*Texte cité*:
Lisons donc ce récit de la Genèse dans cet esprit, non comme une histoire journalistique qui nous conterait les événements fait à fait, un procès-verbal, mais comme un récit qui doit nous faire comprendre plus que les réalités décrites : une vérité.


Et cette vérité est ici bien simple : celle du péché qui nous domine et notre propension à faire le mal, et même « malgré nous ». Saint Paul le traduit en une formule ramassée (Rm 7, 17-21) :

« Mais en fait, ce n’est plus moi qui agis, c’est le péché, lui qui habite en moi. Je sais que le bien n’habite pas en moi, c’est-à-dire dans l’être de chair que je suis. En effet, ce qui est à ma portée, c’est de vouloir le bien, mais pas de l’accomplir. Je ne fais pas le bien que je voudrais, mais je commets le mal que je ne voudrais pas. Si je fais le mal que je ne voudrais pas, alors ce n’est plus moi qui agis ainsi, mais c’est le péché, lui qui habite en moi. Moi qui voudrais faire le bien, je constate donc, en moi, cette loi : ce qui est à ma portée, c’est le mal. »

Je l’ai déjà dit, le petit enfant en est un exemple probant. Lui qui n’a pas encore la raison raisonnante, expérimente la parole. Ces premiers mots sont révélateurs : papa, maman, et… NON ! Non avant le oui. Le premier mot que Dieu aurait voulu nous apprendre est AMOUR, mais nous avons choisi NON… Et cela, Je ne fais pas le bien que je voudrais, mais je commets le mal que je ne voudrais pas, mérite d’être (si ce n’est compris, au moins) appréhendé par un mythe fondateur. C’est bien le cas des premiers chapitres du livre de la Genèse — nous pourrions en effet appliquer la même question au sujet de la création et de tant d’autres récits.


Une âme qui choisit

Reprenons notre texte, et notons d’abord que ce qui fait de nous des hommes, c’est ce souffle créateur que Dieu exhale dans nos narines. Le texte parle d’un souffle de vie, un souffle qui vient nous animer, donner vie à notre âme. Dieu nous a modelé un corps, il nous a donné une raison (même si nous en faisons un usage discutable), et il ne nous manquait que la vie, notre âme. Dois-je vous rappeler que le mot « âme » en latin se dit « anima », ce qui est animé, ce qui a un mouvement et est capable de s’écarter du danger ? Et il nous donne une âme « accordée », reliée à notre raison. Une âme, un être total, capable de faire des choix, de choisir entre le bien et le mal, la mort et la vie. Dieu le rappelle à l’homme, à tous les hommes (Dt 30, 19-20) :

« Je prends aujourd’hui à témoin contre vous le ciel et la terre : je mets devant toi la vie ou la mort, la bénédiction ou la malédiction. Choisis donc la vie, pour que vous viviez, toi et ta descendance, en aimant le Seigneur ton Dieu, en écoutant sa voix, en vous attachant à lui ; c’est là que se trouve ta vie, une longue vie sur la terre que le Seigneur a juré de donner à tes pères, Abraham, Isaac et Jacob. »

[Entrées du jeu de données]

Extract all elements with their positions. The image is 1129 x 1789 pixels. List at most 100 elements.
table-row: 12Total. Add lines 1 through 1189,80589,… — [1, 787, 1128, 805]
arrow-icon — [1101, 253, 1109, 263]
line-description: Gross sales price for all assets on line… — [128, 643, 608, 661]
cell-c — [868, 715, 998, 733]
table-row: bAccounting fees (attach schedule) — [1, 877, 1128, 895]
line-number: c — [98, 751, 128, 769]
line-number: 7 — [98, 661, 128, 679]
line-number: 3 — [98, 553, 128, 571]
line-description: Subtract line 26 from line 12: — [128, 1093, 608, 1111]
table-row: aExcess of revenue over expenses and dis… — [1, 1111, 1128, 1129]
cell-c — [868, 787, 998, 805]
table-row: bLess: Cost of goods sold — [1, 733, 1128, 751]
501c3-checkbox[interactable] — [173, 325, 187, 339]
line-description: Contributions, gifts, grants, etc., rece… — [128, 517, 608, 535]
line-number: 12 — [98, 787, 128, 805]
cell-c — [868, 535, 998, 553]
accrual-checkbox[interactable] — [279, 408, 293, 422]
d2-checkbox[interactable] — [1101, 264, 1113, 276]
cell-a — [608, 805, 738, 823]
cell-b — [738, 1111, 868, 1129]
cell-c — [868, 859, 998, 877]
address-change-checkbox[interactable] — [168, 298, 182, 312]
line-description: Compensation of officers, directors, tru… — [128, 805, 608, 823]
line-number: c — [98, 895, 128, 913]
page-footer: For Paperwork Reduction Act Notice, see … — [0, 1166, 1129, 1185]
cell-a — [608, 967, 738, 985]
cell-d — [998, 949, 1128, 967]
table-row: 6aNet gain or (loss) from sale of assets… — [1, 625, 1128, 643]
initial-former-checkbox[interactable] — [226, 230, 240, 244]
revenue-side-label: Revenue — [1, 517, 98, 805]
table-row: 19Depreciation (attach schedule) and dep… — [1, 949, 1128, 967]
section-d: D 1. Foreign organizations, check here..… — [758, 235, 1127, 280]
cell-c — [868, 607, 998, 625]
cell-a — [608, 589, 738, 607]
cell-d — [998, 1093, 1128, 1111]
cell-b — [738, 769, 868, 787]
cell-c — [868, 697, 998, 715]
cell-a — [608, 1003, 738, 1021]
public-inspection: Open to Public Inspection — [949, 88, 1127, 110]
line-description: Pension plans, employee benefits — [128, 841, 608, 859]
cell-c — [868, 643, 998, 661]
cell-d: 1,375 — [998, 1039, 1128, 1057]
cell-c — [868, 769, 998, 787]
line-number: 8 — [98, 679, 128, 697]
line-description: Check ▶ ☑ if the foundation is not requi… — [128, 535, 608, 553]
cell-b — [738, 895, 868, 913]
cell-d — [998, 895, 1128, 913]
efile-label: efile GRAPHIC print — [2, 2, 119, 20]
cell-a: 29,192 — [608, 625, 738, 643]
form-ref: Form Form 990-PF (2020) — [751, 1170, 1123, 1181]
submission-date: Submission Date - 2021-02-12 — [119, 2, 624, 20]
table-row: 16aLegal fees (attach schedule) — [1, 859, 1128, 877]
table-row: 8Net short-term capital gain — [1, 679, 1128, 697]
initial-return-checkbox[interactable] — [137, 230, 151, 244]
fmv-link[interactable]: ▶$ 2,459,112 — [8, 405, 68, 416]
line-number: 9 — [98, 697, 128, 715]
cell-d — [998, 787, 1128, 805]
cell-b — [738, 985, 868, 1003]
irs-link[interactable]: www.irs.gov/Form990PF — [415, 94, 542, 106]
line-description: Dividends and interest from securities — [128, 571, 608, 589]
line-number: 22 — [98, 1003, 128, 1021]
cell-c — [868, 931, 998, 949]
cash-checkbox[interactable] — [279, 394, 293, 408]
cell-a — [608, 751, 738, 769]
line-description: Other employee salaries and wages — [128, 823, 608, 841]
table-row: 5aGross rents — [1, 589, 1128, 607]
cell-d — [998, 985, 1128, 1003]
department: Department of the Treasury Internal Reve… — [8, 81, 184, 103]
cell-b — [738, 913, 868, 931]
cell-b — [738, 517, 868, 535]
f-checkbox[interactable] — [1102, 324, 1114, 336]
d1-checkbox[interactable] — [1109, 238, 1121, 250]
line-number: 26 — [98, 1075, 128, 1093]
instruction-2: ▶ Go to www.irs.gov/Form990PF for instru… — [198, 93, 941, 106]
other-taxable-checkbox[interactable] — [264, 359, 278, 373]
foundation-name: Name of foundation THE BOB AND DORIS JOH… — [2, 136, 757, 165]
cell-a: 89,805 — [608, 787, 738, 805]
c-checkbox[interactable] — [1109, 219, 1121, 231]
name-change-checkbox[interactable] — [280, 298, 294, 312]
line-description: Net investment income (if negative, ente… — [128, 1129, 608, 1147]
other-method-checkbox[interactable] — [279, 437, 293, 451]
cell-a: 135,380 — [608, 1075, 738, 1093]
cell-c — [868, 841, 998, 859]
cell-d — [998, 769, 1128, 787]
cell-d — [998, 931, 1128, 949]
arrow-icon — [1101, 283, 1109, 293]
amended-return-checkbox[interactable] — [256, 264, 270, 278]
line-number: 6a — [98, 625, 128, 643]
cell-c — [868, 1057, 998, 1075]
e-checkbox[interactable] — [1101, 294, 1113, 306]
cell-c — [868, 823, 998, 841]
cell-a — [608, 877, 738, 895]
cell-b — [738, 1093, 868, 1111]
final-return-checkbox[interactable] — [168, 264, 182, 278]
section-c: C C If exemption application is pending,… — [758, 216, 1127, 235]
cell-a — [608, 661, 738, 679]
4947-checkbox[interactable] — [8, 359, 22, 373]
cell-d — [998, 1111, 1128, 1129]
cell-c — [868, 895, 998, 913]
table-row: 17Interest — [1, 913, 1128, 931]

*Consigne 1*:
Indiquez si chacune des affirmations suivantes concorde avec l'extrait sur la Genèse, en répondant par oui ou par non et en citant textuellement les mots qui tranchent. (a) Les premiers mots du petit enfant sont papa, maman et non. (b) En latin, le mot « âme » se dit « spiritus ». (c) Le récit de la Genèse doit se lire comme un procès-verbal des événements.
*Consigne 2*:
Transcrivez fidèlement le passage de l'extrait sur la Genèse qui s'ouvre sur les mots contenant « Lisons donc ce » et se termine par « décrites : une vérité. ».

*Résultat 1*:
(a) Oui : « Ces premiers mots sont révélateurs : papa, maman, et… NON ! »
(b) Non : « le mot « âme » en latin se dit « anima » »
(c) Non : « non comme une histoire journalistique qui nous conterait les événements fait à fait, un procès-verbal, mais comme un récit qui doit nous faire comprendre plus que les réalités décrites : une vérité. »

*Résultat 2*:
Lisons donc ce récit de la Genèse dans cet esprit, non comme une histoire journalistique qui nous conterait les événements fait à fait, un procès-verbal, mais comme un récit qui doit nous faire comprendre plus que les réalités décrites : une vérité.